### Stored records
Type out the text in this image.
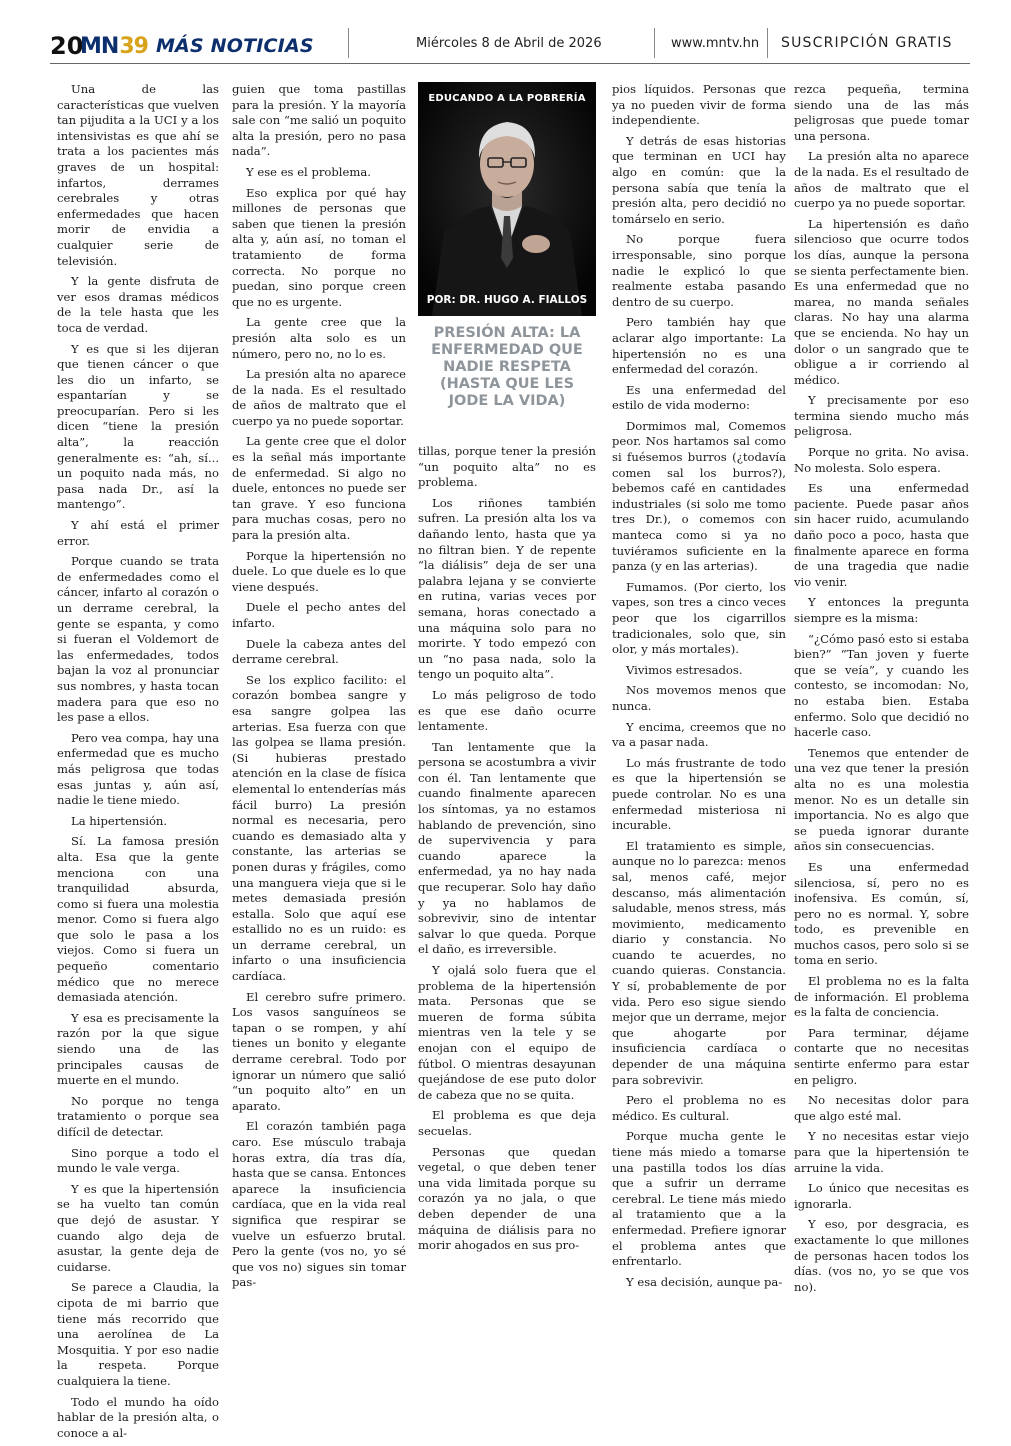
20
MN 39 MÁS NOTICIAS	Miércoles 8 de Abril de 2026	www.mntv.hn SUSCRIPCIÓN GRATIS

Una de las características que vuelven tan pijudita a la UCI y a los intensivistas es que ahí se trata a los pacientes más graves de un hospital: infartos, derrames cerebrales y otras enfermedades que hacen morir de envidia a cualquier serie de televisión.

Y la gente disfruta de ver esos dramas médicos de la tele hasta que les toca de verdad.

Y es que si les dijeran que tienen cáncer o que les dio un infarto, se espantarían y se preocuparían. Pero si les dicen “tiene la presión alta”, la reacción generalmente es: “ah, sí... un poquito nada más, no pasa nada Dr., así la mantengo”.

Y ahí está el primer error.

Porque cuando se trata de enfermedades como el cáncer, infarto al corazón o un derrame cerebral, la gente se espanta, y como si fueran el Voldemort de las enfermedades, todos bajan la voz al pronunciar sus nombres, y hasta tocan madera para que eso no les pase a ellos.

Pero vea compa, hay una enfermedad que es mucho más peligrosa que todas esas juntas y, aún así, nadie le tiene miedo.

La hipertensión.

Sí. La famosa presión alta. Esa que la gente menciona con una tranquilidad absurda, como si fuera una molestia menor. Como si fuera algo que solo le pasa a los viejos. Como si fuera un pequeño comentario médico que no merece demasiada atención.

Y esa es precisamente la razón por la que sigue siendo una de las principales causas de muerte en el mundo.

No porque no tenga tratamiento o porque sea difícil de detectar.

Sino porque a todo el mundo le vale verga.

Y es que la hipertensión se ha vuelto tan común que dejó de asustar. Y cuando algo deja de asustar, la gente deja de cuidarse.

Se parece a Claudia, la cipota de mi barrio que tiene más recorrido que una aerolínea de La Mosquitia. Y por eso nadie la respeta. Porque cualquiera la tiene.

Todo el mundo ha oído hablar de la presión alta, o conoce a al-

guien que toma pastillas para la presión. Y la mayoría sale con “me salió un poquito alta la presión, pero no pasa nada”.

Y ese es el problema.

Eso explica por qué hay millones de personas que saben que tienen la presión alta y, aún así, no toman el tratamiento de forma correcta. No porque no puedan, sino porque creen que no es urgente.

La gente cree que la presión alta solo es un número, pero no, no lo es.

La presión alta no aparece de la nada. Es el resultado de años de maltrato que el cuerpo ya no puede soportar.

La gente cree que el dolor es la señal más importante de enfermedad. Si algo no duele, entonces no puede ser tan grave. Y eso funciona para muchas cosas, pero no para la presión alta.

Porque la hipertensión no duele. Lo que duele es lo que viene después.

Duele el pecho antes del infarto.

Duele la cabeza antes del derrame cerebral.

Se los explico facilito: el corazón bombea sangre y esa sangre golpea las arterias. Esa fuerza con que las golpea se llama presión. (Si hubieras prestado atención en la clase de física elemental lo entenderías más fácil burro) La presión normal es necesaria, pero cuando es demasiado alta y constante, las arterias se ponen duras y frágiles, como una manguera vieja que si le metes demasiada presión estalla. Solo que aquí ese estallido no es un ruido: es un derrame cerebral, un infarto o una insuficiencia cardíaca.

El cerebro sufre primero. Los vasos sanguíneos se tapan o se rompen, y ahí tienes un bonito y elegante derrame cerebral. Todo por ignorar un número que salió “un poquito alto” en un aparato.

El corazón también paga caro. Ese músculo trabaja horas extra, día tras día, hasta que se cansa. Entonces aparece la insuficiencia cardíaca, que en la vida real significa que respirar se vuelve un esfuerzo brutal. Pero la gente (vos no, yo sé que vos no) sigues sin tomar pas-

EDUCANDO A LA POBRERÍA
POR: DR. HUGO A. FIALLOS
PRESIÓN ALTA: LA ENFERMEDAD QUE NADIE RESPETA (HASTA QUE LES JODE LA VIDA)

tillas, porque tener la presión “un poquito alta” no es problema.

Los riñones también sufren. La presión alta los va dañando lento, hasta que ya no filtran bien. Y de repente “la diálisis” deja de ser una palabra lejana y se convierte en rutina, varias veces por semana, horas conectado a una máquina solo para no morirte. Y todo empezó con un “no pasa nada, solo la tengo un poquito alta”.

Lo más peligroso de todo es que ese daño ocurre lentamente.

Tan lentamente que la persona se acostumbra a vivir con él. Tan lentamente que cuando finalmente aparecen los síntomas, ya no estamos hablando de prevención, sino de supervivencia y para cuando aparece la enfermedad, ya no hay nada que recuperar. Solo hay daño y ya no hablamos de sobrevivir, sino de intentar salvar lo que queda. Porque el daño, es irreversible.

Y ojalá solo fuera que el problema de la hipertensión mata. Personas que se mueren de forma súbita mientras ven la tele y se enojan con el equipo de fútbol. O mientras desayunan quejándose de ese puto dolor de cabeza que no se quita.

El problema es que deja secuelas.

Personas que quedan vegetal, o que deben tener una vida limitada porque su corazón ya no jala, o que deben depender de una máquina de diálisis para no morir ahogados en sus pro-

pios líquidos. Personas que ya no pueden vivir de forma independiente.

Y detrás de esas historias que terminan en UCI hay algo en común: que la persona sabía que tenía la presión alta, pero decidió no tomárselo en serio.

No porque fuera irresponsable, sino porque nadie le explicó lo que realmente estaba pasando dentro de su cuerpo.

Pero también hay que aclarar algo importante: La hipertensión no es una enfermedad del corazón.

Es una enfermedad del estilo de vida moderno:

Dormimos mal, Comemos peor. Nos hartamos sal como si fuésemos burros (¿todavía comen sal los burros?), bebemos café en cantidades industriales (si solo me tomo tres Dr.), o comemos con manteca como si ya no tuviéramos suficiente en la panza (y en las arterias).

Fumamos. (Por cierto, los vapes, son tres a cinco veces peor que los cigarrillos tradicionales, solo que, sin olor, y más mortales).

Vivimos estresados.

Nos movemos menos que nunca.

Y encima, creemos que no va a pasar nada.

Lo más frustrante de todo es que la hipertensión se puede controlar. No es una enfermedad misteriosa ni incurable.

El tratamiento es simple, aunque no lo parezca: menos sal, menos café, mejor descanso, más alimentación saludable, menos stress, más movimiento, medicamento diario y constancia. No cuando te acuerdes, no cuando quieras. Constancia. Y sí, probablemente de por vida. Pero eso sigue siendo mejor que un derrame, mejor que ahogarte por insuficiencia cardíaca o depender de una máquina para sobrevivir.

Pero el problema no es médico. Es cultural.

Porque mucha gente le tiene más miedo a tomarse una pastilla todos los días que a sufrir un derrame cerebral. Le tiene más miedo al tratamiento que a la enfermedad. Prefiere ignorar el problema antes que enfrentarlo.

Y esa decisión, aunque pa-

rezca pequeña, termina siendo una de las más peligrosas que puede tomar una persona.

La presión alta no aparece de la nada. Es el resultado de años de maltrato que el cuerpo ya no puede soportar.

La hipertensión es daño silencioso que ocurre todos los días, aunque la persona se sienta perfectamente bien. Es una enfermedad que no marea, no manda señales claras. No hay una alarma que se encienda. No hay un dolor o un sangrado que te obligue a ir corriendo al médico.

Y precisamente por eso termina siendo mucho más peligrosa.

Porque no grita. No avisa. No molesta. Solo espera.

Es una enfermedad paciente. Puede pasar años sin hacer ruido, acumulando daño poco a poco, hasta que finalmente aparece en forma de una tragedia que nadie vio venir.

Y entonces la pregunta siempre es la misma:

“¿Cómo pasó esto si estaba bien?” “Tan joven y fuerte que se veía”, y cuando les contesto, se incomodan: No, no estaba bien. Estaba enfermo. Solo que decidió no hacerle caso.

Tenemos que entender de una vez que tener la presión alta no es una molestia menor. No es un detalle sin importancia. No es algo que se pueda ignorar durante años sin consecuencias.

Es una enfermedad silenciosa, sí, pero no es inofensiva. Es común, sí, pero no es normal. Y, sobre todo, es prevenible en muchos casos, pero solo si se toma en serio.

El problema no es la falta de información. El problema es la falta de conciencia.

Para terminar, déjame contarte que no necesitas sentirte enfermo para estar en peligro.

No necesitas dolor para que algo esté mal.

Y no necesitas estar viejo para que la hipertensión te arruine la vida.

Lo único que necesitas es ignorarla.

Y eso, por desgracia, es exactamente lo que millones de personas hacen todos los días. (vos no, yo se que vos no).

### What you should do
List the lines of the records where "esas" occurs.

### Exercise output
Pero vea compa, hay una enfermedad que es mucho más peligrosa que todas esas juntas y, aún así, nadie le tiene miedo.
Y detrás de esas historias que terminan en UCI hay algo en común: que la persona sabía que tenía la presión alta, pero decidió no tomárselo en serio.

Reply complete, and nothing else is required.